▶ _Exercise details_
State the number of lines, and only that number, in which the word "image" appears.

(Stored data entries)
----

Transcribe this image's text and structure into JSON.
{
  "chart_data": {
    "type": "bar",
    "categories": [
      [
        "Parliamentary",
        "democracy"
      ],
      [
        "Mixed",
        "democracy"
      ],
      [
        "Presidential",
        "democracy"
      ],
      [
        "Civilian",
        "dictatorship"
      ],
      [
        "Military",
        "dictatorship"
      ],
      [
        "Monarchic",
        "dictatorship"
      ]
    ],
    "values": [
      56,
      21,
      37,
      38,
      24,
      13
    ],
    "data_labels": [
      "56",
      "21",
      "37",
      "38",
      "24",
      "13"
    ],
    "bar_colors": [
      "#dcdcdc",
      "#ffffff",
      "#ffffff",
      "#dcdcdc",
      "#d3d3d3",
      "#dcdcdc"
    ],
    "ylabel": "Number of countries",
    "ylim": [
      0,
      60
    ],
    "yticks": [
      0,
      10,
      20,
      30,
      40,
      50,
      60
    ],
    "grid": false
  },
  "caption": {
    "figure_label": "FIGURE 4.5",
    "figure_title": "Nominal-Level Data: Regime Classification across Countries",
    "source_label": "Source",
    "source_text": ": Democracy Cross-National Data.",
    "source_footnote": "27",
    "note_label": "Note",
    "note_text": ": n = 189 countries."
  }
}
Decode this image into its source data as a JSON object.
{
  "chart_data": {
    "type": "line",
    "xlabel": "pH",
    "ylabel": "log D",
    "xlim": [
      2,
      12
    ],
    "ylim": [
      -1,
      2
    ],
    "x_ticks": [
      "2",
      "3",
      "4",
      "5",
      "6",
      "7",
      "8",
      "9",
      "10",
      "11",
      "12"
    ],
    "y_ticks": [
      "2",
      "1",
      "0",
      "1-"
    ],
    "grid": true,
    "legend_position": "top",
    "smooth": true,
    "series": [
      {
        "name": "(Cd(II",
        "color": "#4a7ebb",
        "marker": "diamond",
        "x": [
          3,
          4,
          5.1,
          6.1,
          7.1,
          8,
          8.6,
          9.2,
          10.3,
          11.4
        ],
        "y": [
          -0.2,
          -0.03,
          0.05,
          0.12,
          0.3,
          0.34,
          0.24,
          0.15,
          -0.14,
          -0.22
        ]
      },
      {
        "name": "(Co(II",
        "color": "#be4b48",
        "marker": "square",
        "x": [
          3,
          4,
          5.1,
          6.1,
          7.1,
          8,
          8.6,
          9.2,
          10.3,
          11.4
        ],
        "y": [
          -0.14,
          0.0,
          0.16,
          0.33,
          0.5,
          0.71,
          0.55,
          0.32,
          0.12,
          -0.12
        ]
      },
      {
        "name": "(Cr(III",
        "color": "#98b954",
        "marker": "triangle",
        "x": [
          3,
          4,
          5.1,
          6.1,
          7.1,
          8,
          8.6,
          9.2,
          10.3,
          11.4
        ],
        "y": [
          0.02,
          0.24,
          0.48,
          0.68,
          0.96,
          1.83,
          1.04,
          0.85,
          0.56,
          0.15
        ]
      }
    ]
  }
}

----

▶ _The solution_
2